* **YOUR TASK**: Which lines of the records contain "채용계획"? Collect every one of them.

* **SOURCE MATERIAL**:

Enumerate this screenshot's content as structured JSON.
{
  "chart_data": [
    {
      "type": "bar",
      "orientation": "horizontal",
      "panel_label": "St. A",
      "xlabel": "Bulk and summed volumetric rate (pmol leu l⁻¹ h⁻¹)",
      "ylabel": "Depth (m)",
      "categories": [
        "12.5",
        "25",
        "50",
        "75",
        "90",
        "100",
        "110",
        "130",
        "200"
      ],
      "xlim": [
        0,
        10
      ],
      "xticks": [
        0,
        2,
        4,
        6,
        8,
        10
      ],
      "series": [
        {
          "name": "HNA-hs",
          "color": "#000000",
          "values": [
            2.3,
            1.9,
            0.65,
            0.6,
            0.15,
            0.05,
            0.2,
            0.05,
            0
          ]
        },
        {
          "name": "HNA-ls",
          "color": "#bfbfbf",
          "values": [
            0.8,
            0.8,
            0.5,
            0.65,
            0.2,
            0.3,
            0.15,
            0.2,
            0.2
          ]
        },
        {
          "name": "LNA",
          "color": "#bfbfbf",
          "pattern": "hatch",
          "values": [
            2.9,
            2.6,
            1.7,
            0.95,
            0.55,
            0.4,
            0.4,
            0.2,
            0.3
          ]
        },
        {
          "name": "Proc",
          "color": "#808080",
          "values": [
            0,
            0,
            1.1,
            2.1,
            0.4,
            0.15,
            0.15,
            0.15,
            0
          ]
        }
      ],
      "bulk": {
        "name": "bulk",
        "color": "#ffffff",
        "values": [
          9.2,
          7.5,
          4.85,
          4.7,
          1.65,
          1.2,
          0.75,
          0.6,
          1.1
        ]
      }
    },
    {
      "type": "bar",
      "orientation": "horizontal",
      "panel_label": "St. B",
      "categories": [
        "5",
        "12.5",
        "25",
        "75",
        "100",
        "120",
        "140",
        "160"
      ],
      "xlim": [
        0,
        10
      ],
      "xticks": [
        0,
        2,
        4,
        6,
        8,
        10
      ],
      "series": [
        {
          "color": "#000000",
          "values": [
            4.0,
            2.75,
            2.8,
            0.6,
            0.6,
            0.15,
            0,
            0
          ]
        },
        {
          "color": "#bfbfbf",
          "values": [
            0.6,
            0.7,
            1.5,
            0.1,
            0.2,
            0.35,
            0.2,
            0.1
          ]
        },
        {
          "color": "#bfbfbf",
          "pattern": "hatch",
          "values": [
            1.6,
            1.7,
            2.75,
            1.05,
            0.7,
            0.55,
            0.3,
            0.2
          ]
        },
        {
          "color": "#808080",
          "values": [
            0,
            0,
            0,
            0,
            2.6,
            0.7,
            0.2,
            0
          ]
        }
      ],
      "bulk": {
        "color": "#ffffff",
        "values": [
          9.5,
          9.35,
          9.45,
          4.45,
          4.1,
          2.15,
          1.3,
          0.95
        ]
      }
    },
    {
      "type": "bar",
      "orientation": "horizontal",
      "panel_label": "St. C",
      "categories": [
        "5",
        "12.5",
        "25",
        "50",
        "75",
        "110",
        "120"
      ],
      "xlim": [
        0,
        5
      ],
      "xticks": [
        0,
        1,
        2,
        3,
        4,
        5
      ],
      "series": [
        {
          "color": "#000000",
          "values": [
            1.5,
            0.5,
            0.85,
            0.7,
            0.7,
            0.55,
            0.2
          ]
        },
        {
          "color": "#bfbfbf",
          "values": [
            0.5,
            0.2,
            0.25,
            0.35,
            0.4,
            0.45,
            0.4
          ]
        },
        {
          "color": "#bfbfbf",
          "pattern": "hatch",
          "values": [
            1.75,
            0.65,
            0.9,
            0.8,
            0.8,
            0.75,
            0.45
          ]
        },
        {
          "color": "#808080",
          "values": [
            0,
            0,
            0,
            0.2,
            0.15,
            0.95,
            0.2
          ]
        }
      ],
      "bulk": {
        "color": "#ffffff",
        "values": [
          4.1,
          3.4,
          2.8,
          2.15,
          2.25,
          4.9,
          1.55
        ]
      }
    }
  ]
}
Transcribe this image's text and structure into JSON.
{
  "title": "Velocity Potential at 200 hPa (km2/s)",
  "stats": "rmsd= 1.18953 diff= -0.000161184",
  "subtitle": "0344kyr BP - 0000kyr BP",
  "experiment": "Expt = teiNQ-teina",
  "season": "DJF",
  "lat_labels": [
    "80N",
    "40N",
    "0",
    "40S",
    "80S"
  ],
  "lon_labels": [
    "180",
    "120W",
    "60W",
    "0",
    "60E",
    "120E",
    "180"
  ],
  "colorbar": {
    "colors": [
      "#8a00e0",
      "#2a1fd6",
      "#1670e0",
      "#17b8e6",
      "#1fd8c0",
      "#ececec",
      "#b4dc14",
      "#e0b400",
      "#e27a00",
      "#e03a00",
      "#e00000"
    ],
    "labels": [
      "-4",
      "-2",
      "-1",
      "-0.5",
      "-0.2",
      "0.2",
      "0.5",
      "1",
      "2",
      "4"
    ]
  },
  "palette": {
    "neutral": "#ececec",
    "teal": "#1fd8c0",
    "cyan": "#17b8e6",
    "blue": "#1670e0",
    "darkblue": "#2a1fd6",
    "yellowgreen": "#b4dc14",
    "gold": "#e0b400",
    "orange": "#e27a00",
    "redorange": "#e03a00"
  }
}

---

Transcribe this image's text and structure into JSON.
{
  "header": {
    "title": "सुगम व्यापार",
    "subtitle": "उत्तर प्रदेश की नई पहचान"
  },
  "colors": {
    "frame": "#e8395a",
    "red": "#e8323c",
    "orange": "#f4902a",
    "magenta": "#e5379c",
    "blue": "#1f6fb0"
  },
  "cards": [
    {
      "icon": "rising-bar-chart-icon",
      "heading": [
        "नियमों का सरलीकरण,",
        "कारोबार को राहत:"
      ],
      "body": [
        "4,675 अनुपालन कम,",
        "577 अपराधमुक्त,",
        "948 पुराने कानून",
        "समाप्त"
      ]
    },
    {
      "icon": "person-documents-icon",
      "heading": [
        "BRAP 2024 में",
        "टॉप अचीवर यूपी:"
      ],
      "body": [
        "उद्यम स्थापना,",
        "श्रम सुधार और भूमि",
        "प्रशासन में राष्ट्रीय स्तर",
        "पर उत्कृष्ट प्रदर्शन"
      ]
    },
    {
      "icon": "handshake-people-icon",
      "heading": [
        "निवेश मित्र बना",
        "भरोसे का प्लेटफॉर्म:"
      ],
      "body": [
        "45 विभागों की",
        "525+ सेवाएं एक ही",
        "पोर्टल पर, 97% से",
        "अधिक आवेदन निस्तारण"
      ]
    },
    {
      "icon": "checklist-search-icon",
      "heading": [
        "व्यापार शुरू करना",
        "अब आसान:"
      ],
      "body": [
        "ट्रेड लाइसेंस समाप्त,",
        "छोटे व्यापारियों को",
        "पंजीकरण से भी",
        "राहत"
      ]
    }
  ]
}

--

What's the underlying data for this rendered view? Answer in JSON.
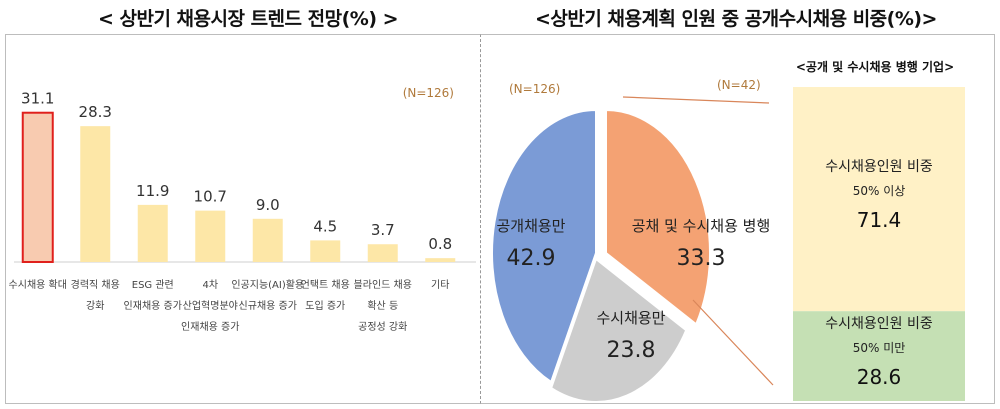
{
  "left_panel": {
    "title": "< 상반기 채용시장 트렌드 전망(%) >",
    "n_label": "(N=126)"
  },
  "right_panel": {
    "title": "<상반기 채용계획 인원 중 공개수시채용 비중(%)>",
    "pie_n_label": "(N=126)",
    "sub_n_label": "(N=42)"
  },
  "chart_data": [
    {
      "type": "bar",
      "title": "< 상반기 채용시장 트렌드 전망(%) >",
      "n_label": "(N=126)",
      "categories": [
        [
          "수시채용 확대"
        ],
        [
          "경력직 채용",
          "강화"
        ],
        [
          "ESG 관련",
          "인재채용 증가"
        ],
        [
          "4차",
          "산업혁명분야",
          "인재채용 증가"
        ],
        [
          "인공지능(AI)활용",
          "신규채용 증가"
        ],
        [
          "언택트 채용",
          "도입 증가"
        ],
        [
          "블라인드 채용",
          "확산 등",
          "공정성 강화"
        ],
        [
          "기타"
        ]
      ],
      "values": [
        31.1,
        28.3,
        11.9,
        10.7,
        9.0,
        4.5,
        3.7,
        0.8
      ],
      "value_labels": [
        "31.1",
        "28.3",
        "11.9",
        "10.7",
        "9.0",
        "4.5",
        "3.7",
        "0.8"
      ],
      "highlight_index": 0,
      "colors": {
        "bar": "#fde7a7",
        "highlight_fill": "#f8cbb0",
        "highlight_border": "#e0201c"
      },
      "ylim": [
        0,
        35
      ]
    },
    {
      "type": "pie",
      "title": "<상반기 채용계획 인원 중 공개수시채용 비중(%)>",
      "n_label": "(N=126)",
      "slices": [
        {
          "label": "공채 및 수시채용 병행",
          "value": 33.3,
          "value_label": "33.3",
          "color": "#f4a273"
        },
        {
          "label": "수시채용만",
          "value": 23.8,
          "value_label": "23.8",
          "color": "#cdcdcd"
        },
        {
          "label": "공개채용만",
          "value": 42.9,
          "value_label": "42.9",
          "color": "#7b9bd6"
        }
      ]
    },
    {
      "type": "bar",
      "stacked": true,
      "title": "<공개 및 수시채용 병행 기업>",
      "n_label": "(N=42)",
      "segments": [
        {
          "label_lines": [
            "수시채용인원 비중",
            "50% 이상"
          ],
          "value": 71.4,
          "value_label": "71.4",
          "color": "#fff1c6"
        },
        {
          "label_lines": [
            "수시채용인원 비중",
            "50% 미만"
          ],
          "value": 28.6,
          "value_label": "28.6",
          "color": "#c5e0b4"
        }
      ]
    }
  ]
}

* **THE COMPLETED TASK**:
    "title": "<상반기 채용계획 인원 중 공개수시채용 비중(%)>",
      "title": "<상반기 채용계획 인원 중 공개수시채용 비중(%)>",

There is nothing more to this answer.